[Recorded data]
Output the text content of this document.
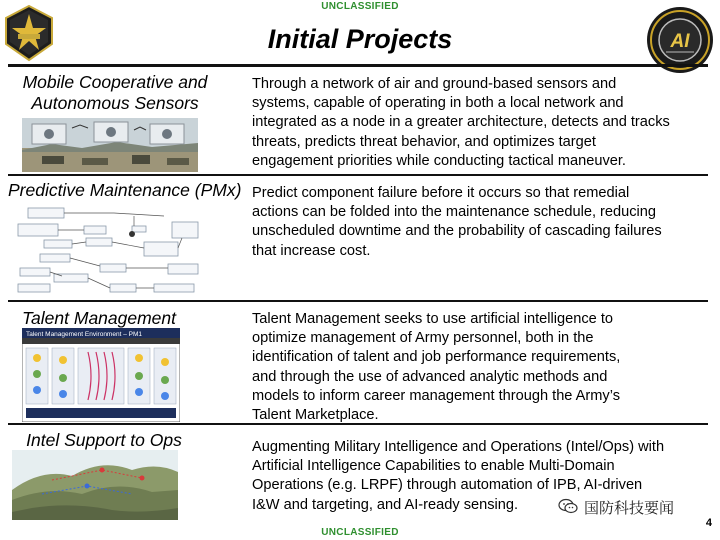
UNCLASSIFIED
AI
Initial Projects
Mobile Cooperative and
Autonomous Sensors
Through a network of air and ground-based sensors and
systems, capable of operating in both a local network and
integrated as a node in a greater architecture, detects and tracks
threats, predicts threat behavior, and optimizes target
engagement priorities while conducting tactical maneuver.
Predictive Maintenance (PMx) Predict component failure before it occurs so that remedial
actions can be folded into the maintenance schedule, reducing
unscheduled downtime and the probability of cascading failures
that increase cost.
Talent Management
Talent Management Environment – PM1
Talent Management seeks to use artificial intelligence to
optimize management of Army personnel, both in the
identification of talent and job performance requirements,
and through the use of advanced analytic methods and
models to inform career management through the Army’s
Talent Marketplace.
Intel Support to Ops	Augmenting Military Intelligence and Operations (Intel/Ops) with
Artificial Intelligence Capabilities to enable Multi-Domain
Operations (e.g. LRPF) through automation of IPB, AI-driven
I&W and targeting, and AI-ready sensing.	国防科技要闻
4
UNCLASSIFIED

> Problem to work on
Provide only the count of lines in the material above that hold the word "Operations".

> Written response
2